WHAT YOU SHOULD DO:
An exact copy of the records is required, minus the pictures they hold.

Collected data entries
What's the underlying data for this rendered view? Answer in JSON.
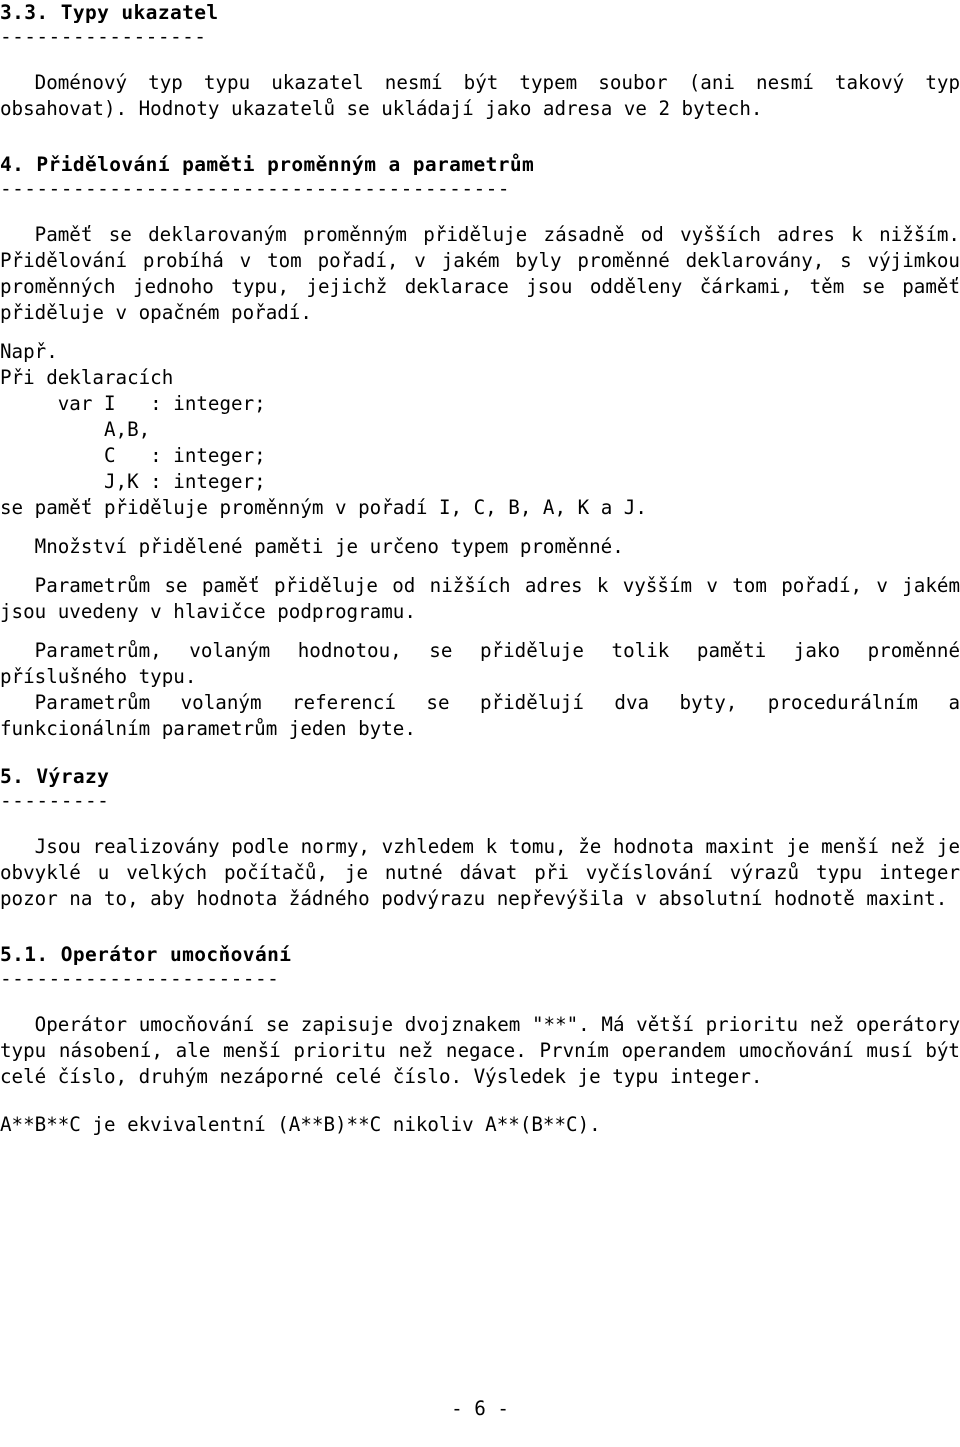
{
  "document": {
    "language": "cs",
    "page_number_label": "- 6 -"
  },
  "sections": {
    "s33": {
      "heading": "3.3. Typy ukazatel",
      "rule": "-----------------",
      "p1": "Doménový typ typu ukazatel nesmí být typem soubor (ani nesmí takový typ obsahovat). Hodnoty ukazatelů se ukládají jako adresa ve 2 bytech."
    },
    "s4": {
      "heading": "4. Přidělování paměti proměnným a parametrům",
      "rule": "------------------------------------------",
      "p1": "Paměť se deklarovaným proměnným přiděluje zásadně od vyšších adres k nižším. Přidělování probíhá v tom pořadí, v jakém byly proměnné deklarovány, s výjimkou proměnných jednoho typu, jejichž deklarace jsou odděleny čárkami, těm se paměť přiděluje v opačném pořadí.",
      "example_intro_1": "Např.",
      "example_intro_2": "Při deklaracích",
      "code_lines": [
        "     var I   : integer;",
        "         A,B,",
        "         C   : integer;",
        "         J,K : integer;"
      ],
      "example_result": "se paměť přiděluje proměnným v pořadí I, C, B, A, K a J.",
      "p2": "Množství přidělené paměti je určeno typem proměnné.",
      "p3": "Parametrům se paměť přiděluje od nižších adres k vyšším v tom pořadí, v jakém jsou uvedeny v hlavičce podprogramu.",
      "p4": "Parametrům, volaným hodnotou, se přiděluje tolik paměti jako proměnné příslušného typu.",
      "p5": "Parametrům volaným referencí se přidělují dva byty, procedurálním a funkcionálním parametrům jeden byte."
    },
    "s5": {
      "heading": "5. Výrazy",
      "rule": "---------",
      "p1": "Jsou realizovány podle normy, vzhledem k tomu, že hodnota maxint je menší než je obvyklé u velkých počítačů, je nutné dávat při vyčíslování výrazů typu integer pozor na to, aby hodnota žádného podvýrazu nepřevýšila v absolutní hodnotě maxint."
    },
    "s51": {
      "heading": "5.1. Operátor umocňování",
      "rule": "-----------------------",
      "p1": "Operátor umocňování se zapisuje dvojznakem \"**\". Má větší prioritu než operátory typu násobení, ale menší prioritu než negace. Prvním operandem umocňování musí být celé číslo, druhým nezáporné celé číslo. Výsledek je typu integer.",
      "p2": "A**B**C je ekvivalentní (A**B)**C nikoliv A**(B**C)."
    }
  }
}
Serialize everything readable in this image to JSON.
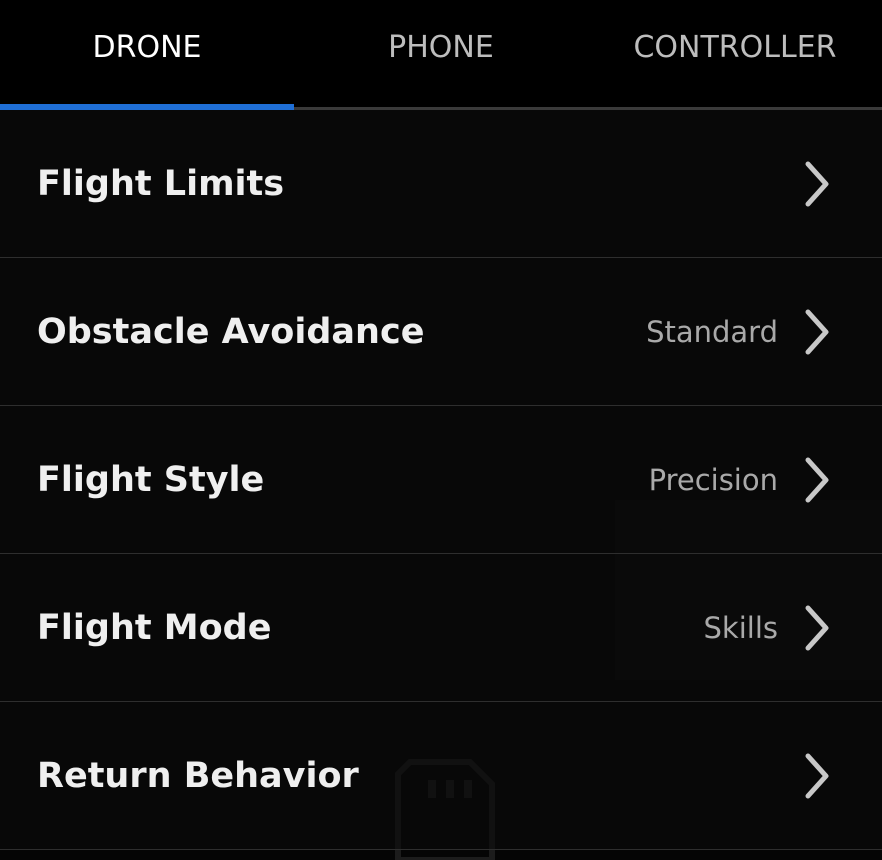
{
  "tabs": [
    {
      "label": "DRONE",
      "active": true
    },
    {
      "label": "PHONE",
      "active": false
    },
    {
      "label": "CONTROLLER",
      "active": false
    }
  ],
  "settings": [
    {
      "label": "Flight Limits",
      "value": ""
    },
    {
      "label": "Obstacle Avoidance",
      "value": "Standard"
    },
    {
      "label": "Flight Style",
      "value": "Precision"
    },
    {
      "label": "Flight Mode",
      "value": "Skills"
    },
    {
      "label": "Return Behavior",
      "value": ""
    }
  ],
  "icons": {
    "row_chevron": "chevron-right-icon",
    "background": "sd-card-question-icon"
  },
  "colors": {
    "accent": "#1f6fd6",
    "background": "#050505",
    "text": "#efefef",
    "value_text": "#a9a9a9"
  }
}
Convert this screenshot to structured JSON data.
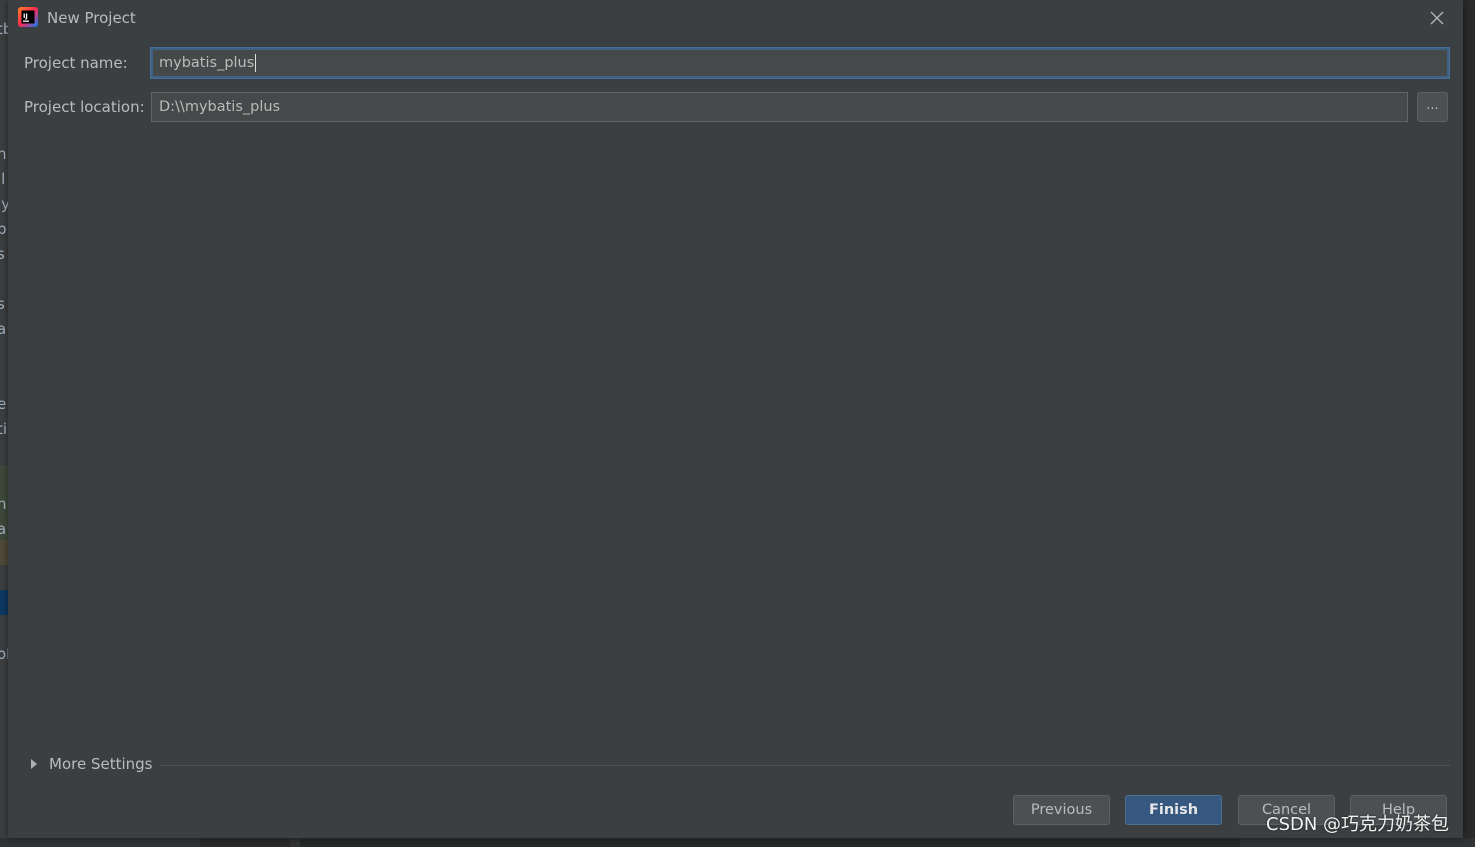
{
  "dialog": {
    "title": "New Project",
    "close_glyph": "✕"
  },
  "form": {
    "project_name_label": "Project name:",
    "project_name_value": "mybatis_plus",
    "project_location_label": "Project location:",
    "project_location_value": "D:\\\\mybatis_plus",
    "browse_label": "..."
  },
  "more_settings": {
    "label": "More Settings",
    "expanded": false
  },
  "buttons": {
    "previous": "Previous",
    "finish": "Finish",
    "cancel": "Cancel",
    "help": "Help"
  },
  "background_fragments": [
    "tb",
    "n",
    "ll",
    "ly",
    "p",
    "s",
    "s",
    "a",
    "e",
    "ti",
    "n",
    "a",
    "ol"
  ],
  "watermark": "CSDN @巧克力奶茶包",
  "colors": {
    "dialog_bg": "#3c3f41",
    "input_bg": "#45494a",
    "focus_border": "#3d6185",
    "primary_button": "#365880",
    "text": "#bbbbbb"
  },
  "icons": {
    "app": "intellij-idea-icon",
    "close": "close-icon",
    "expand": "triangle-right-icon"
  }
}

OUTPUT FOR THIS EXERCISE:
What's the underlying data for this rendered view? Answer in JSON.
{
  "document": {
    "language": "cs",
    "page_number_label": "- 6 -"
  },
  "sections": {
    "s33": {
      "heading": "3.3. Typy ukazatel",
      "rule": "-----------------",
      "p1": "Doménový typ typu ukazatel nesmí být typem soubor (ani nesmí takový typ obsahovat). Hodnoty ukazatelů se ukládají jako adresa ve 2 bytech."
    },
    "s4": {
      "heading": "4. Přidělování paměti proměnným a parametrům",
      "rule": "------------------------------------------",
      "p1": "Paměť se deklarovaným proměnným přiděluje zásadně od vyšších adres k nižším. Přidělování probíhá v tom pořadí, v jakém byly proměnné deklarovány, s výjimkou proměnných jednoho typu, jejichž deklarace jsou odděleny čárkami, těm se paměť přiděluje v opačném pořadí.",
      "example_intro_1": "Např.",
      "example_intro_2": "Při deklaracích",
      "code_lines": [
        "     var I   : integer;",
        "         A,B,",
        "         C   : integer;",
        "         J,K : integer;"
      ],
      "example_result": "se paměť přiděluje proměnným v pořadí I, C, B, A, K a J.",
      "p2": "Množství přidělené paměti je určeno typem proměnné.",
      "p3": "Parametrům se paměť přiděluje od nižších adres k vyšším v tom pořadí, v jakém jsou uvedeny v hlavičce podprogramu.",
      "p4": "Parametrům, volaným hodnotou, se přiděluje tolik paměti jako proměnné příslušného typu.",
      "p5": "Parametrům volaným referencí se přidělují dva byty, procedurálním a funkcionálním parametrům jeden byte."
    },
    "s5": {
      "heading": "5. Výrazy",
      "rule": "---------",
      "p1": "Jsou realizovány podle normy, vzhledem k tomu, že hodnota maxint je menší než je obvyklé u velkých počítačů, je nutné dávat při vyčíslování výrazů typu integer pozor na to, aby hodnota žádného podvýrazu nepřevýšila v absolutní hodnotě maxint."
    },
    "s51": {
      "heading": "5.1. Operátor umocňování",
      "rule": "-----------------------",
      "p1": "Operátor umocňování se zapisuje dvojznakem \"**\". Má větší prioritu než operátory typu násobení, ale menší prioritu než negace. Prvním operandem umocňování musí být celé číslo, druhým nezáporné celé číslo. Výsledek je typu integer.",
      "p2": "A**B**C je ekvivalentní (A**B)**C nikoliv A**(B**C)."
    }
  }
}
Serialize everything readable in this image to JSON.
{
  "tabs": [
    {
      "label": "DRONE",
      "active": true
    },
    {
      "label": "PHONE",
      "active": false
    },
    {
      "label": "CONTROLLER",
      "active": false
    }
  ],
  "settings": [
    {
      "label": "Flight Limits",
      "value": ""
    },
    {
      "label": "Obstacle Avoidance",
      "value": "Standard"
    },
    {
      "label": "Flight Style",
      "value": "Precision"
    },
    {
      "label": "Flight Mode",
      "value": "Skills"
    },
    {
      "label": "Return Behavior",
      "value": ""
    }
  ],
  "icons": {
    "row_chevron": "chevron-right-icon",
    "background": "sd-card-question-icon"
  },
  "colors": {
    "accent": "#1f6fd6",
    "background": "#050505",
    "text": "#efefef",
    "value_text": "#a9a9a9"
  }
}
Convert this screenshot to structured JSON data.
{
  "dialog": {
    "title": "New Project",
    "close_glyph": "✕"
  },
  "form": {
    "project_name_label": "Project name:",
    "project_name_value": "mybatis_plus",
    "project_location_label": "Project location:",
    "project_location_value": "D:\\\\mybatis_plus",
    "browse_label": "..."
  },
  "more_settings": {
    "label": "More Settings",
    "expanded": false
  },
  "buttons": {
    "previous": "Previous",
    "finish": "Finish",
    "cancel": "Cancel",
    "help": "Help"
  },
  "background_fragments": [
    "tb",
    "n",
    "ll",
    "ly",
    "p",
    "s",
    "s",
    "a",
    "e",
    "ti",
    "n",
    "a",
    "ol"
  ],
  "watermark": "CSDN @巧克力奶茶包",
  "colors": {
    "dialog_bg": "#3c3f41",
    "input_bg": "#45494a",
    "focus_border": "#3d6185",
    "primary_button": "#365880",
    "text": "#bbbbbb"
  },
  "icons": {
    "app": "intellij-idea-icon",
    "close": "close-icon",
    "expand": "triangle-right-icon"
  }
}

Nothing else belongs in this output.